_THE REQUEST_
Return all lines with the word "prior" in them.
____________________
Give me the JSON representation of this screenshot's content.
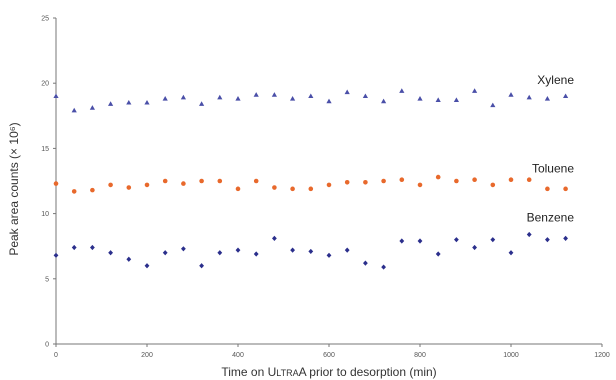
{
  "chart_data": {
    "type": "scatter",
    "title": "",
    "xlabel": "Time on ULTRA prior to desorption (min)",
    "xlabel_parts": {
      "before": "Time on U",
      "smallcaps": "LTRA",
      "after": "A prior to desorption (min)"
    },
    "ylabel": "Peak area counts (× 10⁶)",
    "xlim": [
      0,
      1200
    ],
    "ylim": [
      0,
      25
    ],
    "xticks": [
      0,
      200,
      400,
      600,
      800,
      1000,
      1200
    ],
    "yticks": [
      0,
      5,
      10,
      15,
      20,
      25
    ],
    "grid": false,
    "legend": "none",
    "series": [
      {
        "name": "Xylene",
        "color": "#4a4fa8",
        "marker": "triangle",
        "x": [
          0,
          40,
          80,
          120,
          160,
          200,
          240,
          280,
          320,
          360,
          400,
          440,
          480,
          520,
          560,
          600,
          640,
          680,
          720,
          760,
          800,
          840,
          880,
          920,
          960,
          1000,
          1040,
          1080,
          1120
        ],
        "y": [
          19.0,
          17.9,
          18.1,
          18.4,
          18.5,
          18.5,
          18.8,
          18.9,
          18.4,
          18.9,
          18.8,
          19.1,
          19.1,
          18.8,
          19.0,
          18.6,
          19.3,
          19.0,
          18.6,
          19.4,
          18.8,
          18.7,
          18.7,
          19.4,
          18.3,
          19.1,
          18.9,
          18.8,
          19.0
        ]
      },
      {
        "name": "Toluene",
        "color": "#e8692c",
        "marker": "circle",
        "x": [
          0,
          40,
          80,
          120,
          160,
          200,
          240,
          280,
          320,
          360,
          400,
          440,
          480,
          520,
          560,
          600,
          640,
          680,
          720,
          760,
          800,
          840,
          880,
          920,
          960,
          1000,
          1040,
          1080,
          1120
        ],
        "y": [
          12.3,
          11.7,
          11.8,
          12.2,
          12.0,
          12.2,
          12.5,
          12.3,
          12.5,
          12.5,
          11.9,
          12.5,
          12.0,
          11.9,
          11.9,
          12.2,
          12.4,
          12.4,
          12.5,
          12.6,
          12.2,
          12.8,
          12.5,
          12.6,
          12.2,
          12.6,
          12.6,
          11.9,
          11.9
        ]
      },
      {
        "name": "Benzene",
        "color": "#2b2f8c",
        "marker": "diamond",
        "x": [
          0,
          40,
          80,
          120,
          160,
          200,
          240,
          280,
          320,
          360,
          400,
          440,
          480,
          520,
          560,
          600,
          640,
          680,
          720,
          760,
          800,
          840,
          880,
          920,
          960,
          1000,
          1040,
          1080,
          1120
        ],
        "y": [
          6.8,
          7.4,
          7.4,
          7.0,
          6.5,
          6.0,
          7.0,
          7.3,
          6.0,
          7.0,
          7.2,
          6.9,
          8.1,
          7.2,
          7.1,
          6.8,
          7.2,
          6.2,
          5.9,
          7.9,
          7.9,
          6.9,
          8.0,
          7.4,
          8.0,
          7.0,
          8.4,
          8.0,
          8.1
        ]
      }
    ],
    "annotations": [
      {
        "text": "Xylene",
        "series": "Xylene"
      },
      {
        "text": "Toluene",
        "series": "Toluene"
      },
      {
        "text": "Benzene",
        "series": "Benzene"
      }
    ]
  }
}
____________________
_SOLUTION TO THIS PROBLEM_
    "xlabel": "Time on ULTRA prior to desorption (min)",
      "after": "A prior to desorption (min)"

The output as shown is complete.